Exercise directions: Repeat the whole listing below, word for word.

***** Exercise material

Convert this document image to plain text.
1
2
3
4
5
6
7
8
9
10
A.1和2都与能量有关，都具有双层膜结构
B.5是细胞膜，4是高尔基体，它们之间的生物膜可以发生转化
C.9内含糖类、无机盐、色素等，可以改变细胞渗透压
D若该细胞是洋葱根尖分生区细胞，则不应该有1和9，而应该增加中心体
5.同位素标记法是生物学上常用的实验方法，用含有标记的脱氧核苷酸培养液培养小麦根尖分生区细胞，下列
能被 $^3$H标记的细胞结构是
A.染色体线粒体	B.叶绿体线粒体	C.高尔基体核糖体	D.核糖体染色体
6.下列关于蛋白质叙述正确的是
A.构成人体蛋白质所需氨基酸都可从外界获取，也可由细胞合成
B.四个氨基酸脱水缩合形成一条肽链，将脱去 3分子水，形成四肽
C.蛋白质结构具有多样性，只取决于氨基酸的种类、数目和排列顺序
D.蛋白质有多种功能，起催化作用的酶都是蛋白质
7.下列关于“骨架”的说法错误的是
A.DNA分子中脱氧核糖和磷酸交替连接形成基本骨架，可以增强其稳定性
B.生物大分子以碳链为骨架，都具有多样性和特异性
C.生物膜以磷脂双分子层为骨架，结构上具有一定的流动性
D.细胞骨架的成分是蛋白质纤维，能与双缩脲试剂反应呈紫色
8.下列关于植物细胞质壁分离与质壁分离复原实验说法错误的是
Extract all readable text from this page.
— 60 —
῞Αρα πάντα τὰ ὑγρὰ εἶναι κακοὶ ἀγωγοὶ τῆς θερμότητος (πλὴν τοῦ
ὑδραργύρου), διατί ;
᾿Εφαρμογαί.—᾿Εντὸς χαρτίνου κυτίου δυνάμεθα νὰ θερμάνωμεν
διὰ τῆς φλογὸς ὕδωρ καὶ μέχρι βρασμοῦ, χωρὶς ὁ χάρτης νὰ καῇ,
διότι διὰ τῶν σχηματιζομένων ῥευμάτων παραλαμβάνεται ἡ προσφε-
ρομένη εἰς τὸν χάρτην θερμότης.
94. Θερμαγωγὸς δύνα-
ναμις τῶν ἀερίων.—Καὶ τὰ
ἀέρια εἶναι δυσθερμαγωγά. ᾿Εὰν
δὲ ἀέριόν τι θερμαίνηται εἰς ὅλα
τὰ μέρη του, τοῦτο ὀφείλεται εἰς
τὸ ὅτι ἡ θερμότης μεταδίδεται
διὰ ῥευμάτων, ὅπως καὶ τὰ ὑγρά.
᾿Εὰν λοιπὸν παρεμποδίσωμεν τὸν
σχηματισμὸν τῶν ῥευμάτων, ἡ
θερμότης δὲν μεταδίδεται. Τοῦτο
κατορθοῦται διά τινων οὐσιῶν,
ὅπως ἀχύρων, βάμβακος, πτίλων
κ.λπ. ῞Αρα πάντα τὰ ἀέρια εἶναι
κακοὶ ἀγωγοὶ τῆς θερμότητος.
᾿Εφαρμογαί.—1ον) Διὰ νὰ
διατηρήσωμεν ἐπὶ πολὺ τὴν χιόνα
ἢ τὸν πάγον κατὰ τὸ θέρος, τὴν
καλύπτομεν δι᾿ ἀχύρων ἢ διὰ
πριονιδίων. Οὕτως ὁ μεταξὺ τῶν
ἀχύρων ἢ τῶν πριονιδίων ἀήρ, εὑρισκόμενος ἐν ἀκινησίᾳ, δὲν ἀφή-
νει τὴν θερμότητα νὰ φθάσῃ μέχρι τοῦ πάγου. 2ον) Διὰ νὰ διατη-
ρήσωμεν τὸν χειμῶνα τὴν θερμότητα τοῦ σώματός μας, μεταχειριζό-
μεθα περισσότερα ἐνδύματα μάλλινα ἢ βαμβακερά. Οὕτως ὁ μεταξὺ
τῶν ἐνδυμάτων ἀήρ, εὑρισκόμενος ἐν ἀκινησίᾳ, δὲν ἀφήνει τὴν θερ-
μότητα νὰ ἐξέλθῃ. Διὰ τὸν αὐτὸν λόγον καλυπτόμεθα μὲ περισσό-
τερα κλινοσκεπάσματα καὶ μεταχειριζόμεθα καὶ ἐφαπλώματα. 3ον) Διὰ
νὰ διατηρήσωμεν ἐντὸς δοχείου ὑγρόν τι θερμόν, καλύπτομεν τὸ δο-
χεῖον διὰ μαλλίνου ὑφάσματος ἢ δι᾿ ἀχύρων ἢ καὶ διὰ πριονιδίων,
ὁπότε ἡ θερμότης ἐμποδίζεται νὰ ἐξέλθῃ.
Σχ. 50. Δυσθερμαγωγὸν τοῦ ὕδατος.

**********

Solution to the exercise:
Convert this document image to plain text.
1
2
3
4
5
6
7
8
9
10
A.1和2都与能量有关，都具有双层膜结构
B.5是细胞膜，4是高尔基体，它们之间的生物膜可以发生转化
C.9内含糖类、无机盐、色素等，可以改变细胞渗透压
D若该细胞是洋葱根尖分生区细胞，则不应该有1和9，而应该增加中心体
5.同位素标记法是生物学上常用的实验方法，用含有标记的脱氧核苷酸培养液培养小麦根尖分生区细胞，下列
能被 $^3$H标记的细胞结构是
A.染色体线粒体	B.叶绿体线粒体	C.高尔基体核糖体	D.核糖体染色体
6.下列关于蛋白质叙述正确的是
A.构成人体蛋白质所需氨基酸都可从外界获取，也可由细胞合成
B.四个氨基酸脱水缩合形成一条肽链，将脱去 3分子水，形成四肽
C.蛋白质结构具有多样性，只取决于氨基酸的种类、数目和排列顺序
D.蛋白质有多种功能，起催化作用的酶都是蛋白质
7.下列关于“骨架”的说法错误的是
A.DNA分子中脱氧核糖和磷酸交替连接形成基本骨架，可以增强其稳定性
B.生物大分子以碳链为骨架，都具有多样性和特异性
C.生物膜以磷脂双分子层为骨架，结构上具有一定的流动性
D.细胞骨架的成分是蛋白质纤维，能与双缩脲试剂反应呈紫色
8.下列关于植物细胞质壁分离与质壁分离复原实验说法错误的是
Extract all readable text from this page.
— 60 —
῞Αρα πάντα τὰ ὑγρὰ εἶναι κακοὶ ἀγωγοὶ τῆς θερμότητος (πλὴν τοῦ
ὑδραργύρου), διατί ;
᾿Εφαρμογαί.—᾿Εντὸς χαρτίνου κυτίου δυνάμεθα νὰ θερμάνωμεν
διὰ τῆς φλογὸς ὕδωρ καὶ μέχρι βρασμοῦ, χωρὶς ὁ χάρτης νὰ καῇ,
διότι διὰ τῶν σχηματιζομένων ῥευμάτων παραλαμβάνεται ἡ προσφε-
ρομένη εἰς τὸν χάρτην θερμότης.
94. Θερμαγωγὸς δύνα-
ναμις τῶν ἀερίων.—Καὶ τὰ
ἀέρια εἶναι δυσθερμαγωγά. ᾿Εὰν
δὲ ἀέριόν τι θερμαίνηται εἰς ὅλα
τὰ μέρη του, τοῦτο ὀφείλεται εἰς
τὸ ὅτι ἡ θερμότης μεταδίδεται
διὰ ῥευμάτων, ὅπως καὶ τὰ ὑγρά.
᾿Εὰν λοιπὸν παρεμποδίσωμεν τὸν
σχηματισμὸν τῶν ῥευμάτων, ἡ
θερμότης δὲν μεταδίδεται. Τοῦτο
κατορθοῦται διά τινων οὐσιῶν,
ὅπως ἀχύρων, βάμβακος, πτίλων
κ.λπ. ῞Αρα πάντα τὰ ἀέρια εἶναι
κακοὶ ἀγωγοὶ τῆς θερμότητος.
᾿Εφαρμογαί.—1ον) Διὰ νὰ
διατηρήσωμεν ἐπὶ πολὺ τὴν χιόνα
ἢ τὸν πάγον κατὰ τὸ θέρος, τὴν
καλύπτομεν δι᾿ ἀχύρων ἢ διὰ
πριονιδίων. Οὕτως ὁ μεταξὺ τῶν
ἀχύρων ἢ τῶν πριονιδίων ἀήρ, εὑρισκόμενος ἐν ἀκινησίᾳ, δὲν ἀφή-
νει τὴν θερμότητα νὰ φθάσῃ μέχρι τοῦ πάγου. 2ον) Διὰ νὰ διατη-
ρήσωμεν τὸν χειμῶνα τὴν θερμότητα τοῦ σώματός μας, μεταχειριζό-
μεθα περισσότερα ἐνδύματα μάλλινα ἢ βαμβακερά. Οὕτως ὁ μεταξὺ
τῶν ἐνδυμάτων ἀήρ, εὑρισκόμενος ἐν ἀκινησίᾳ, δὲν ἀφήνει τὴν θερ-
μότητα νὰ ἐξέλθῃ. Διὰ τὸν αὐτὸν λόγον καλυπτόμεθα μὲ περισσό-
τερα κλινοσκεπάσματα καὶ μεταχειριζόμεθα καὶ ἐφαπλώματα. 3ον) Διὰ
νὰ διατηρήσωμεν ἐντὸς δοχείου ὑγρόν τι θερμόν, καλύπτομεν τὸ δο-
χεῖον διὰ μαλλίνου ὑφάσματος ἢ δι᾿ ἀχύρων ἢ καὶ διὰ πριονιδίων,
ὁπότε ἡ θερμότης ἐμποδίζεται νὰ ἐξέλθῃ.
Σχ. 50. Δυσθερμαγωγὸν τοῦ ὕδατος.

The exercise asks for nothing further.